[start]

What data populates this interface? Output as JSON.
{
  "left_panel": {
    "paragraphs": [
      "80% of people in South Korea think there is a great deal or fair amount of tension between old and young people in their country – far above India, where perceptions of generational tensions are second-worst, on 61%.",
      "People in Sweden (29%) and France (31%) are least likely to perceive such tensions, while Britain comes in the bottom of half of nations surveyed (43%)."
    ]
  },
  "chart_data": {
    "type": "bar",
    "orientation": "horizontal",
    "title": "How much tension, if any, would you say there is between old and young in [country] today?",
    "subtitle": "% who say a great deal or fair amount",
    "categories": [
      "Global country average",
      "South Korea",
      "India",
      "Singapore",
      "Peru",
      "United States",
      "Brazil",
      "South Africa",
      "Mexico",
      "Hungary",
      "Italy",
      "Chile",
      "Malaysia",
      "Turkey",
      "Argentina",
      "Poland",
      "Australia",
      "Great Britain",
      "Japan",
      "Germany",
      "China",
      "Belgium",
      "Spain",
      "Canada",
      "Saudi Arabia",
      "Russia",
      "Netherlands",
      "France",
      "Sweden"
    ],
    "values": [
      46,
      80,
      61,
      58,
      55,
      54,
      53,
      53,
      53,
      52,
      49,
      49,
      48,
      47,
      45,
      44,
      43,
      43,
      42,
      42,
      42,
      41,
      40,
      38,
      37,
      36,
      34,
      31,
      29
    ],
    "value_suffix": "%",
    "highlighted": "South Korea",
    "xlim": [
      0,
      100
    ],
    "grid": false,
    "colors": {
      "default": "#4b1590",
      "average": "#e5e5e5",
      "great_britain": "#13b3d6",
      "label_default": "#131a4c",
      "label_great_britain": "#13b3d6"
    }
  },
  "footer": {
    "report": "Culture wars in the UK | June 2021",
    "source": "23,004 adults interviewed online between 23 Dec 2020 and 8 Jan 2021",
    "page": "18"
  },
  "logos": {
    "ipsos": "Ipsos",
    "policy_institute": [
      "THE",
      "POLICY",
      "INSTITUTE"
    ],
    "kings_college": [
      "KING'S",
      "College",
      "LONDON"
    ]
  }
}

[end]

* What to produce *
Please restate the whole listing word for word.

* Exercise result *
What data populates this interface? Output as JSON.
{
  "left_panel": {
    "paragraphs": [
      "80% of people in South Korea think there is a great deal or fair amount of tension between old and young people in their country – far above India, where perceptions of generational tensions are second-worst, on 61%.",
      "People in Sweden (29%) and France (31%) are least likely to perceive such tensions, while Britain comes in the bottom of half of nations surveyed (43%)."
    ]
  },
  "chart_data": {
    "type": "bar",
    "orientation": "horizontal",
    "title": "How much tension, if any, would you say there is between old and young in [country] today?",
    "subtitle": "% who say a great deal or fair amount",
    "categories": [
      "Global country average",
      "South Korea",
      "India",
      "Singapore",
      "Peru",
      "United States",
      "Brazil",
      "South Africa",
      "Mexico",
      "Hungary",
      "Italy",
      "Chile",
      "Malaysia",
      "Turkey",
      "Argentina",
      "Poland",
      "Australia",
      "Great Britain",
      "Japan",
      "Germany",
      "China",
      "Belgium",
      "Spain",
      "Canada",
      "Saudi Arabia",
      "Russia",
      "Netherlands",
      "France",
      "Sweden"
    ],
    "values": [
      46,
      80,
      61,
      58,
      55,
      54,
      53,
      53,
      53,
      52,
      49,
      49,
      48,
      47,
      45,
      44,
      43,
      43,
      42,
      42,
      42,
      41,
      40,
      38,
      37,
      36,
      34,
      31,
      29
    ],
    "value_suffix": "%",
    "highlighted": "South Korea",
    "xlim": [
      0,
      100
    ],
    "grid": false,
    "colors": {
      "default": "#4b1590",
      "average": "#e5e5e5",
      "great_britain": "#13b3d6",
      "label_default": "#131a4c",
      "label_great_britain": "#13b3d6"
    }
  },
  "footer": {
    "report": "Culture wars in the UK | June 2021",
    "source": "23,004 adults interviewed online between 23 Dec 2020 and 8 Jan 2021",
    "page": "18"
  },
  "logos": {
    "ipsos": "Ipsos",
    "policy_institute": [
      "THE",
      "POLICY",
      "INSTITUTE"
    ],
    "kings_college": [
      "KING'S",
      "College",
      "LONDON"
    ]
  }
}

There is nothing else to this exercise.